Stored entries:
* * * * * * *
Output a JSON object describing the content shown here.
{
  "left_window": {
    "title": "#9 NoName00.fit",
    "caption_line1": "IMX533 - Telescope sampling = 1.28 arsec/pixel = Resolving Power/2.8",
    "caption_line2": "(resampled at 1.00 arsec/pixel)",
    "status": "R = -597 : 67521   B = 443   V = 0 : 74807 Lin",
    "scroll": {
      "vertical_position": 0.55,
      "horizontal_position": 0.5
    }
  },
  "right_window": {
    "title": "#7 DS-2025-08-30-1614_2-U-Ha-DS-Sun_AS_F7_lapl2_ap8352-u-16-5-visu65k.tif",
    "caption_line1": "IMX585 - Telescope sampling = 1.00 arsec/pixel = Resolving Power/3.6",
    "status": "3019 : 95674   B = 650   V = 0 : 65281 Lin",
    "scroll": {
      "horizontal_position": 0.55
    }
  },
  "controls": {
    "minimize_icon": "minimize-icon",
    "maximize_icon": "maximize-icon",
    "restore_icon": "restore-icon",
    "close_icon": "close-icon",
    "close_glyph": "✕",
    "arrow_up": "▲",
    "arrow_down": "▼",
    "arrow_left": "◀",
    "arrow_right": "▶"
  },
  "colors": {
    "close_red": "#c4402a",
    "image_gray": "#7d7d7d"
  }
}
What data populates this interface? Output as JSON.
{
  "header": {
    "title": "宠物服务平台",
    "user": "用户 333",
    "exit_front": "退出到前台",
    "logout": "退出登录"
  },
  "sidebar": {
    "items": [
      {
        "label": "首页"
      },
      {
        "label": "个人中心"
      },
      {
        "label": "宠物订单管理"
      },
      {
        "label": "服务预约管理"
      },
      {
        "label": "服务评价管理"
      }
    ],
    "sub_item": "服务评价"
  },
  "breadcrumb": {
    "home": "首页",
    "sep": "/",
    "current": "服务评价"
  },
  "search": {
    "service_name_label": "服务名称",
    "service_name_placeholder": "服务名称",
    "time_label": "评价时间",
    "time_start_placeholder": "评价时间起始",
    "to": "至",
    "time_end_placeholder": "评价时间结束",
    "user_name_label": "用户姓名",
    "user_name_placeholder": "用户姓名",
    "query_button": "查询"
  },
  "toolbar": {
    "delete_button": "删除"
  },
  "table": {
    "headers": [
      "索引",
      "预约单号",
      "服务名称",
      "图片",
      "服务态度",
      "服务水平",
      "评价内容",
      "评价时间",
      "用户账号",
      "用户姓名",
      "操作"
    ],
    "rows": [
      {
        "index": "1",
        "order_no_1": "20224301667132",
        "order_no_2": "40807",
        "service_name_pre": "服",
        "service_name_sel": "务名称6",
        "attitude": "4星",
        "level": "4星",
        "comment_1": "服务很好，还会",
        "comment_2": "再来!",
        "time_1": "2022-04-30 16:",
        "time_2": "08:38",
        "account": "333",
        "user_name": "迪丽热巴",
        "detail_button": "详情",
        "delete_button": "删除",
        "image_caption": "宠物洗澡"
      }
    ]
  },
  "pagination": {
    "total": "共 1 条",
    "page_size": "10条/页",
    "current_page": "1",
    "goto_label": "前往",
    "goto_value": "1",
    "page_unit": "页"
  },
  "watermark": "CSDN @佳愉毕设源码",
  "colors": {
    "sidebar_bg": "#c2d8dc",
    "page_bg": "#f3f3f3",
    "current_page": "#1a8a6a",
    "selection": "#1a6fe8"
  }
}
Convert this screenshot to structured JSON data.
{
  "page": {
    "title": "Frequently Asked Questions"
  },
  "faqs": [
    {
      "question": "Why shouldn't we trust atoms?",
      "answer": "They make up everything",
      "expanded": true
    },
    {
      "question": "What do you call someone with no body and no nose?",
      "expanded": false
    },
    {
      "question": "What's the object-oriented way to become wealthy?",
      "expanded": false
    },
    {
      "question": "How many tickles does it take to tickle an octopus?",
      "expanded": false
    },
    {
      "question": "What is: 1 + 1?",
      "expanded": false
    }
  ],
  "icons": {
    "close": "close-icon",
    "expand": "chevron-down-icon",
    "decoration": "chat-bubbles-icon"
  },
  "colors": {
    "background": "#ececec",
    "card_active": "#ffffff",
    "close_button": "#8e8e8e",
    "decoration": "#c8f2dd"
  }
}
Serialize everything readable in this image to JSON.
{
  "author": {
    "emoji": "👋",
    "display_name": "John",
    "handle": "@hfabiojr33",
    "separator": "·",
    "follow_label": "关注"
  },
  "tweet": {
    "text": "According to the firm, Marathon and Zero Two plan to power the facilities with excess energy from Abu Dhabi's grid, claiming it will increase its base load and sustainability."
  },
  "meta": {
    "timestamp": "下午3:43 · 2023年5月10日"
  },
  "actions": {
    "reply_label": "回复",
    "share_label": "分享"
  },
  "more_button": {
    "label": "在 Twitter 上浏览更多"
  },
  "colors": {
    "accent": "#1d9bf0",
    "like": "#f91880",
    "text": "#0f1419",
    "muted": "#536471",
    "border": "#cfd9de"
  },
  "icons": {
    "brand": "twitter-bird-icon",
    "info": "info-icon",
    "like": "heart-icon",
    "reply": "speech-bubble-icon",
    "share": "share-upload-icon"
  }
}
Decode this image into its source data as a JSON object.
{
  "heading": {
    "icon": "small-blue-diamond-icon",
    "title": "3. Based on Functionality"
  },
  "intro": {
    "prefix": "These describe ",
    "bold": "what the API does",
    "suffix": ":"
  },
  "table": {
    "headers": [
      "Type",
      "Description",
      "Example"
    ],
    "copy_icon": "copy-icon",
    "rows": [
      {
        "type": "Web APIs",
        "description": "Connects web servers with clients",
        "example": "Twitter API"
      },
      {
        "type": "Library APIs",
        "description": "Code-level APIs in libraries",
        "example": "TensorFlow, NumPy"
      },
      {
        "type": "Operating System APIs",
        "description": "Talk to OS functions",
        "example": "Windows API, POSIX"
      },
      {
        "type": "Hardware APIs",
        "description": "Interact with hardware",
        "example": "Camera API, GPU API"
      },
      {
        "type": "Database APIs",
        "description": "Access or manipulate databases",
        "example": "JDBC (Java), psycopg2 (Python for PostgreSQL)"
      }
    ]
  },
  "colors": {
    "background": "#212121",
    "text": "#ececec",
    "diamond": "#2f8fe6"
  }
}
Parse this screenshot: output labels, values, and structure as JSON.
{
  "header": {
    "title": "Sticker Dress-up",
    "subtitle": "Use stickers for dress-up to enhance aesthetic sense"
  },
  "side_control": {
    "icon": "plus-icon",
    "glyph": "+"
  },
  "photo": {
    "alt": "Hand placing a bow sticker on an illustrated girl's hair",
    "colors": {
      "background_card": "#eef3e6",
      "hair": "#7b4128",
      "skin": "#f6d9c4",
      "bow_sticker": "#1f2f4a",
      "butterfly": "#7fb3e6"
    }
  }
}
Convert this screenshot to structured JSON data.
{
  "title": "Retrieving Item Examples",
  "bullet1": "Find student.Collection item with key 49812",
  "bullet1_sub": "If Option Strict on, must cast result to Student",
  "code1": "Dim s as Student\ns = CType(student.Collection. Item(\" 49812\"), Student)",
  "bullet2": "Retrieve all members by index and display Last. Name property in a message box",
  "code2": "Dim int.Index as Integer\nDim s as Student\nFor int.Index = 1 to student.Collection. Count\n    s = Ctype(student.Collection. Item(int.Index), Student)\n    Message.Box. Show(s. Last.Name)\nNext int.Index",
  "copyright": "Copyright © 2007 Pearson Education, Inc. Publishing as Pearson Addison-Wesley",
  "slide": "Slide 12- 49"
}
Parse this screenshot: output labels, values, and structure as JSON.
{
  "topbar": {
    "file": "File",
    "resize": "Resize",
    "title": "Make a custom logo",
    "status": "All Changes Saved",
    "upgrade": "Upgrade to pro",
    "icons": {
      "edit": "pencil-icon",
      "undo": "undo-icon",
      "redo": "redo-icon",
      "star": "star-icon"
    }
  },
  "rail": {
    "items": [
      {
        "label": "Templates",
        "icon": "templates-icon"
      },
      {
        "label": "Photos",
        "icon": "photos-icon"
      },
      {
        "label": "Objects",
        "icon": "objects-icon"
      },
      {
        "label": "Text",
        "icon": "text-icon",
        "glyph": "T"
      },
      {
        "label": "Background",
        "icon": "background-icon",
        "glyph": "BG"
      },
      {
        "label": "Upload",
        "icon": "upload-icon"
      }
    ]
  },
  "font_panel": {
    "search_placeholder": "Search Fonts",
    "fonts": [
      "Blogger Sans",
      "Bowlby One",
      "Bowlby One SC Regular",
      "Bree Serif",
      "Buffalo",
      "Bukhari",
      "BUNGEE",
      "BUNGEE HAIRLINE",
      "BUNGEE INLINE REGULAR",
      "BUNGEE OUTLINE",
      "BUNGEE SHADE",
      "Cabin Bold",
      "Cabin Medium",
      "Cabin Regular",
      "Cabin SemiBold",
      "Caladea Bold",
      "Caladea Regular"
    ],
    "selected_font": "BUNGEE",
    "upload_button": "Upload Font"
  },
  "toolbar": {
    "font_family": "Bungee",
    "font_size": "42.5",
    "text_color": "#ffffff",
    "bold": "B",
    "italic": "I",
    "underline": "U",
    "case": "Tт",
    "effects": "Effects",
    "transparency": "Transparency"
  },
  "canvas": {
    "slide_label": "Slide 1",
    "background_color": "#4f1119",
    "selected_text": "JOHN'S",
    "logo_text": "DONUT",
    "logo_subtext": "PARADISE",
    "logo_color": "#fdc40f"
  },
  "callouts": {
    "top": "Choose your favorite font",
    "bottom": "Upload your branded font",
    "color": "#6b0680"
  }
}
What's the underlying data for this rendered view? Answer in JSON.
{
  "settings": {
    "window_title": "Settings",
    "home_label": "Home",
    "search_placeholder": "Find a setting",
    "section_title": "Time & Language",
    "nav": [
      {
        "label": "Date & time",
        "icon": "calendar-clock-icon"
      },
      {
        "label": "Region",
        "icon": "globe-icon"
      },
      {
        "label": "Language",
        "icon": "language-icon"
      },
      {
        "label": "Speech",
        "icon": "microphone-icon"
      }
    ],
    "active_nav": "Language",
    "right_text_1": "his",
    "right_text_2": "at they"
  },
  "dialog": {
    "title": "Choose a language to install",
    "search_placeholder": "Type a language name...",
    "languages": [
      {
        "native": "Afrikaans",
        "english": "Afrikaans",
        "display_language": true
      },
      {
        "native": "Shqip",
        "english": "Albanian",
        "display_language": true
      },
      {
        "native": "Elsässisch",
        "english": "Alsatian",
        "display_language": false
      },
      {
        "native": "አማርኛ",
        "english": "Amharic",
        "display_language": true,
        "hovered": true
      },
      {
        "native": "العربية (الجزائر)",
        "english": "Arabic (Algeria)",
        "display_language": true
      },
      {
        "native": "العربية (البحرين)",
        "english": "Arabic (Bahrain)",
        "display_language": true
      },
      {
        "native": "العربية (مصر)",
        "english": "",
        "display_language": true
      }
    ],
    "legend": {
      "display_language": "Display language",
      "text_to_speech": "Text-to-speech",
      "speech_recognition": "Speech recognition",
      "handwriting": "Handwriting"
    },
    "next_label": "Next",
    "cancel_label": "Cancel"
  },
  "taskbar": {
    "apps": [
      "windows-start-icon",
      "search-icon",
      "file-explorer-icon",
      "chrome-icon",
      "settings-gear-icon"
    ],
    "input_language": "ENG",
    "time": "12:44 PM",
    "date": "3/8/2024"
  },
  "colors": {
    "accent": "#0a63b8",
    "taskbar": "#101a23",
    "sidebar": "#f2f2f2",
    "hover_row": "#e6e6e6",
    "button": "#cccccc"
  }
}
* * * * * * *
Description of the task
Check each line above for the word "APIs" and say how many have it, with nothing else.

The completed task
6